%%

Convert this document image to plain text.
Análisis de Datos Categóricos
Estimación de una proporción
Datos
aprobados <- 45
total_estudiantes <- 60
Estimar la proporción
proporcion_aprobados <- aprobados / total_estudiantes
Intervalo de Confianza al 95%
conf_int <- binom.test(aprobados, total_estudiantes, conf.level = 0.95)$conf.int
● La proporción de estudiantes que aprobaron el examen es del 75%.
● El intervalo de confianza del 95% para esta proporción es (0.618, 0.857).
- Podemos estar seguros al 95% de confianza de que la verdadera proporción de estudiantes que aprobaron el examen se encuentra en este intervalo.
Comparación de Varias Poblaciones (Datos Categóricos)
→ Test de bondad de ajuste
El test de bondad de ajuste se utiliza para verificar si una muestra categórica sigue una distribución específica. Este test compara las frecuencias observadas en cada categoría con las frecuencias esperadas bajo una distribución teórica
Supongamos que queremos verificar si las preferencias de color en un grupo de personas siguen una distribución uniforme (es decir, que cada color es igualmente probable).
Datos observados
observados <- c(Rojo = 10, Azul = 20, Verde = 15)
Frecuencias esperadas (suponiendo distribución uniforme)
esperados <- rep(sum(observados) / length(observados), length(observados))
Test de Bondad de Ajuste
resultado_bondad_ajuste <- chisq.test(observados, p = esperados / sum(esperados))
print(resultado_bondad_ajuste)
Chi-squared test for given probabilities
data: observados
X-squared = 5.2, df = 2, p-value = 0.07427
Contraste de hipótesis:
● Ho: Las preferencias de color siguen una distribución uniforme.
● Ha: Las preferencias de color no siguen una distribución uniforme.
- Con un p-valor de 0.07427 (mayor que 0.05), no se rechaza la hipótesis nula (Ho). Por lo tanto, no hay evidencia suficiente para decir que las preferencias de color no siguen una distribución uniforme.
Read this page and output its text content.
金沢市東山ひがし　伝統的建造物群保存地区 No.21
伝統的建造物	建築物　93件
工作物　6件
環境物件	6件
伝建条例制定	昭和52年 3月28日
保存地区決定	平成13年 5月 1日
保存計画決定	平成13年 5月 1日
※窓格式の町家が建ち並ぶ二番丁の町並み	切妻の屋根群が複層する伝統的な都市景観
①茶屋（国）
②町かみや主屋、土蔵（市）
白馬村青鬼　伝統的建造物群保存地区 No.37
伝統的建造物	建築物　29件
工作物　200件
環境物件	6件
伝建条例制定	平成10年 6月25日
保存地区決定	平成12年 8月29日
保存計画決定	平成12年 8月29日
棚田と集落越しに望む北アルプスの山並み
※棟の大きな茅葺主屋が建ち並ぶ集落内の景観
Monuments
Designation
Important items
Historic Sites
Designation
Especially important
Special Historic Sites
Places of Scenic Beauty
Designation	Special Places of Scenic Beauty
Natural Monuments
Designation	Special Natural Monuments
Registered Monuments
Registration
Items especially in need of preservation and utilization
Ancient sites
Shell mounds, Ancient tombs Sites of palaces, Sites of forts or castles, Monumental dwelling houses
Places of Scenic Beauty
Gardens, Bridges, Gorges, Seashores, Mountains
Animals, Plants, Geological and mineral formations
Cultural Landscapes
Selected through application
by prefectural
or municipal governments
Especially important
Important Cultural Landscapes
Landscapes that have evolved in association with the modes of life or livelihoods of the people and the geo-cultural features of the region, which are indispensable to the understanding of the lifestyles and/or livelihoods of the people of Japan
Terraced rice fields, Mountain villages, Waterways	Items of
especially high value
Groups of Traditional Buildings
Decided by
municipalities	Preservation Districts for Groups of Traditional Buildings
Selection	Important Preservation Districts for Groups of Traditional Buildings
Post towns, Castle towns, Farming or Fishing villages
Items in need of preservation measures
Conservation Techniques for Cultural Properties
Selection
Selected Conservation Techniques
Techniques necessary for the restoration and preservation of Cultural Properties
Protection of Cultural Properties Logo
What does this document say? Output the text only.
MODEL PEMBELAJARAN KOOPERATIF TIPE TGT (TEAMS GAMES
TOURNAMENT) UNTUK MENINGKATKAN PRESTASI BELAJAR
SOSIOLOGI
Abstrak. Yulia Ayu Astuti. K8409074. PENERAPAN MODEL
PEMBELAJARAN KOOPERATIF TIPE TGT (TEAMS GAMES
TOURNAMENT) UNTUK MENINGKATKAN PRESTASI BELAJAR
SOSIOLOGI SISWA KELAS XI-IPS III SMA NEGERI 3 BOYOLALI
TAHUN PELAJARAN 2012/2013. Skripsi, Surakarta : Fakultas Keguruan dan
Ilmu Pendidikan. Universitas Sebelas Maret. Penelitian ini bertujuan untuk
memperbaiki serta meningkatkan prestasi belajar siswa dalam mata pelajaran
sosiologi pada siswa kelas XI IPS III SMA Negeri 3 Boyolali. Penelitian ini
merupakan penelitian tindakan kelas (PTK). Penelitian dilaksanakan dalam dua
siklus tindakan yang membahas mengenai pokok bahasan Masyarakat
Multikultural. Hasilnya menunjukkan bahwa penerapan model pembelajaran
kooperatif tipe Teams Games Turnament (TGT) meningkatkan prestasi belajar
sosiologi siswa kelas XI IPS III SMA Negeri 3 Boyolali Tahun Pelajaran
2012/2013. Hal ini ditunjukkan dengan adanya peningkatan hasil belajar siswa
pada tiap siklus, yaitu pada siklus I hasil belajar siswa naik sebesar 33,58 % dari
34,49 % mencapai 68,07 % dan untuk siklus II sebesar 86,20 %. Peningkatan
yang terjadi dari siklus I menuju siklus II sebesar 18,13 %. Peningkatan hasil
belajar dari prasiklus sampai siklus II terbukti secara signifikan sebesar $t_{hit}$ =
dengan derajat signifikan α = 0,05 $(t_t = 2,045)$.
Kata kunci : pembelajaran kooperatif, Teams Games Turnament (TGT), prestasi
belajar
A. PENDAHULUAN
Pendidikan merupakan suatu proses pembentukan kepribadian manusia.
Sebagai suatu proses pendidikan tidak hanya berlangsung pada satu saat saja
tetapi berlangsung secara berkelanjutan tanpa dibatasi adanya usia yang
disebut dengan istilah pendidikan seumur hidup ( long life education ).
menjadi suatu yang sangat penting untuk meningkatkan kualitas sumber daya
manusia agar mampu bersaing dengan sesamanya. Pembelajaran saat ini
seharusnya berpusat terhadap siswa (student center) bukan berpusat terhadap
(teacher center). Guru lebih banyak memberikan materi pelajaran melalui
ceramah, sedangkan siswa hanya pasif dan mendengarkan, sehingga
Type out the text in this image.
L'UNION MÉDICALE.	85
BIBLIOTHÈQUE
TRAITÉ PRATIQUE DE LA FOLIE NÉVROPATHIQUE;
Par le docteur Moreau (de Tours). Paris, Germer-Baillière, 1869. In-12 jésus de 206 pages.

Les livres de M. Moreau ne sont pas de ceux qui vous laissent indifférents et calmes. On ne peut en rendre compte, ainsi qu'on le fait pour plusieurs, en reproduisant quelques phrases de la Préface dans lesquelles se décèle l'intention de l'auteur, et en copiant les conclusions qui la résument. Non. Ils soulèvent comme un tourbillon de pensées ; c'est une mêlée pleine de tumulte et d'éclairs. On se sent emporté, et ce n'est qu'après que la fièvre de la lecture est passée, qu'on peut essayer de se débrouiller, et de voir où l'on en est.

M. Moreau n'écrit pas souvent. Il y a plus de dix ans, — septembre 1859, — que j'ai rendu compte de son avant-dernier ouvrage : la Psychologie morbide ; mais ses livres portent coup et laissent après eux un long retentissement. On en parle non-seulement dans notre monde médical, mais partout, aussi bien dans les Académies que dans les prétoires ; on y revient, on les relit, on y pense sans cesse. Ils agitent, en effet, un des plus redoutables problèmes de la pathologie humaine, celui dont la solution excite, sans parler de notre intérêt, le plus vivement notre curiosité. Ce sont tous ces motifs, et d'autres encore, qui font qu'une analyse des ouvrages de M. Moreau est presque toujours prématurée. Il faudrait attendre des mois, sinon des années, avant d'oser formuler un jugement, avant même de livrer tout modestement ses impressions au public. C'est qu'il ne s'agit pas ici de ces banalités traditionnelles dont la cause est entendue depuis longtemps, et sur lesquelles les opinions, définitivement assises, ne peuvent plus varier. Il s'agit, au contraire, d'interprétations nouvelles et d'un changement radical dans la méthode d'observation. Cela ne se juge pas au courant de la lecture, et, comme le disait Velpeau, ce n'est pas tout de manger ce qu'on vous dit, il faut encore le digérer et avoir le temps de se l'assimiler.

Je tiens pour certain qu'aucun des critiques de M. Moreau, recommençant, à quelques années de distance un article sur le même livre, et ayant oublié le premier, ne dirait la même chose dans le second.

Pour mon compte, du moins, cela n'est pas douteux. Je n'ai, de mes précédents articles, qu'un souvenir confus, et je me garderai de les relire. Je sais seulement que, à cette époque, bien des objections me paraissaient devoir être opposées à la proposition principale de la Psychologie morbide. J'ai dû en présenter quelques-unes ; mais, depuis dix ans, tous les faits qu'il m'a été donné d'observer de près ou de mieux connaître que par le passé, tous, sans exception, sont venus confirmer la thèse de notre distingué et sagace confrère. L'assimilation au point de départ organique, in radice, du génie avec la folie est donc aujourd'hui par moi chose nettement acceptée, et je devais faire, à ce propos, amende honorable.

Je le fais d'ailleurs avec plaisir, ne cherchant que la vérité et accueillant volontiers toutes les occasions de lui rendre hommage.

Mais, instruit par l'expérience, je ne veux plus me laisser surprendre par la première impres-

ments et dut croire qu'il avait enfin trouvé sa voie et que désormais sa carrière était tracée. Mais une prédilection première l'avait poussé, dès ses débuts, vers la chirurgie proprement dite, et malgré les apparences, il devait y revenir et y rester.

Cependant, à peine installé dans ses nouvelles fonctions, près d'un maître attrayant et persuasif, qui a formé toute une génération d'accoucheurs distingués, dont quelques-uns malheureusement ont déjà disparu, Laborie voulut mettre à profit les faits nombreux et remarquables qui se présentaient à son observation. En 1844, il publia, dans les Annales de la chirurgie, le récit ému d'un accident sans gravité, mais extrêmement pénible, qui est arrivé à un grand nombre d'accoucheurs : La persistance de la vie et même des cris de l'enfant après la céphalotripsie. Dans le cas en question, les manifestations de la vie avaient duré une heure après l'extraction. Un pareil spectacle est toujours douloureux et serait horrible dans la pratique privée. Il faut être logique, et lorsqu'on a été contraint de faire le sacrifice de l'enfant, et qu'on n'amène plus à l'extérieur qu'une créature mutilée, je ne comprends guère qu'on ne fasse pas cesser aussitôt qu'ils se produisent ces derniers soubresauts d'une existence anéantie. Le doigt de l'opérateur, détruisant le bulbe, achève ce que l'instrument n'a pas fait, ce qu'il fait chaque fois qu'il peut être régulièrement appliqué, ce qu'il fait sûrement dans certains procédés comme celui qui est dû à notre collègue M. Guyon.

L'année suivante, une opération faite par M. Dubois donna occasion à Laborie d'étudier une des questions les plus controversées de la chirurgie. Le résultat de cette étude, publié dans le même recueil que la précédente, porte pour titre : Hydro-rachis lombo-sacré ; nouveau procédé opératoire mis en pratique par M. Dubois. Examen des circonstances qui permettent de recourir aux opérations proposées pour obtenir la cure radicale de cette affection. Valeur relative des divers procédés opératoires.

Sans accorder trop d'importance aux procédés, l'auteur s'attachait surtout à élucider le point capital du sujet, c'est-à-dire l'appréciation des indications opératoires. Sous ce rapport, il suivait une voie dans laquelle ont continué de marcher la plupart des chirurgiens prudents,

%%

## What to do
Find how many lines hold the string "Ancient", and state that number alone.

## Expected answer
2